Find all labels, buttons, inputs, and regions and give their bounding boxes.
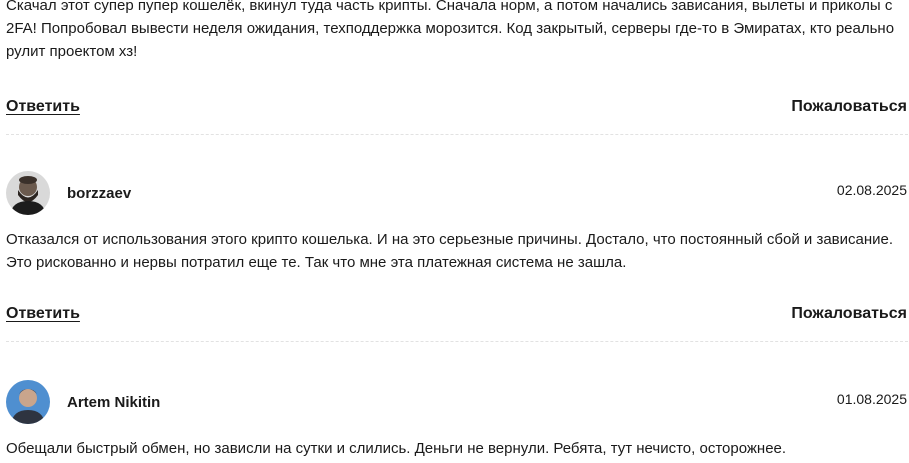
comment-text: Обещали быстрый обмен, но зависли на сут… (6, 440, 787, 457)
comment-date: 01.08.2025 (836, 391, 907, 407)
comment-item: Artem Nikitin 01.08.2025 Обещали быстрый… (6, 380, 909, 460)
report-button[interactable]: Пожаловаться (791, 305, 909, 323)
comment-header: Artem Nikitin 01.08.2025 (6, 380, 909, 424)
comment-actions: Ответить Пожаловаться (6, 304, 909, 324)
comment-divider (6, 341, 908, 342)
man-avatar-icon (6, 380, 50, 424)
reply-button[interactable]: Ответить (6, 98, 80, 116)
comment-divider (6, 134, 908, 135)
comment-author[interactable]: borzzaev (67, 185, 837, 202)
comment-date: 02.08.2025 (836, 182, 907, 198)
user-avatar[interactable] (6, 380, 50, 424)
comment-text: Отказался от использования этого крипто … (6, 231, 894, 271)
comment-item: borzzaev 02.08.2025 Отказался от использ… (6, 171, 909, 342)
report-button[interactable]: Пожаловаться (791, 98, 909, 116)
comment-author[interactable]: Artem Nikitin (67, 394, 837, 411)
comment-item: Скачал этот супер пупер кошелёк, вкинул … (6, 0, 909, 135)
comment-actions: Ответить Пожаловаться (6, 97, 909, 117)
reply-button[interactable]: Ответить (6, 305, 80, 323)
bearded-man-avatar-icon (6, 171, 50, 215)
user-avatar[interactable] (6, 171, 50, 215)
comment-header: borzzaev 02.08.2025 (6, 171, 909, 215)
comments-feed: Скачал этот супер пупер кошелёк, вкинул … (6, 0, 909, 460)
comment-text: Скачал этот супер пупер кошелёк, вкинул … (6, 0, 895, 60)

------------------------

> **TASK OBJECTIVE**
Can you update the entries, starting with the line containing "comment-text: Обещали быстрый" and going on through the line containing "comment-divider (6, 134, 908, 135)", so that "comment-divider" becomes "comment-separator" and all else stays unchanged? Give only those lines.

> **TASK ANSWER**
comment-text: Обещали быстрый обмен, но зависли на сут… (6, 440, 787, 457)
comment-date: 01.08.2025 (836, 391, 907, 407)
comment-item: Artem Nikitin 01.08.2025 Обещали быстрый… (6, 380, 909, 460)
report-button[interactable]: Пожаловаться (791, 305, 909, 323)
comment-header: Artem Nikitin 01.08.2025 (6, 380, 909, 424)
comment-actions: Ответить Пожаловаться (6, 304, 909, 324)
comment-separator (6, 341, 908, 342)
man-avatar-icon (6, 380, 50, 424)
reply-button[interactable]: Ответить (6, 98, 80, 116)
comment-separator (6, 134, 908, 135)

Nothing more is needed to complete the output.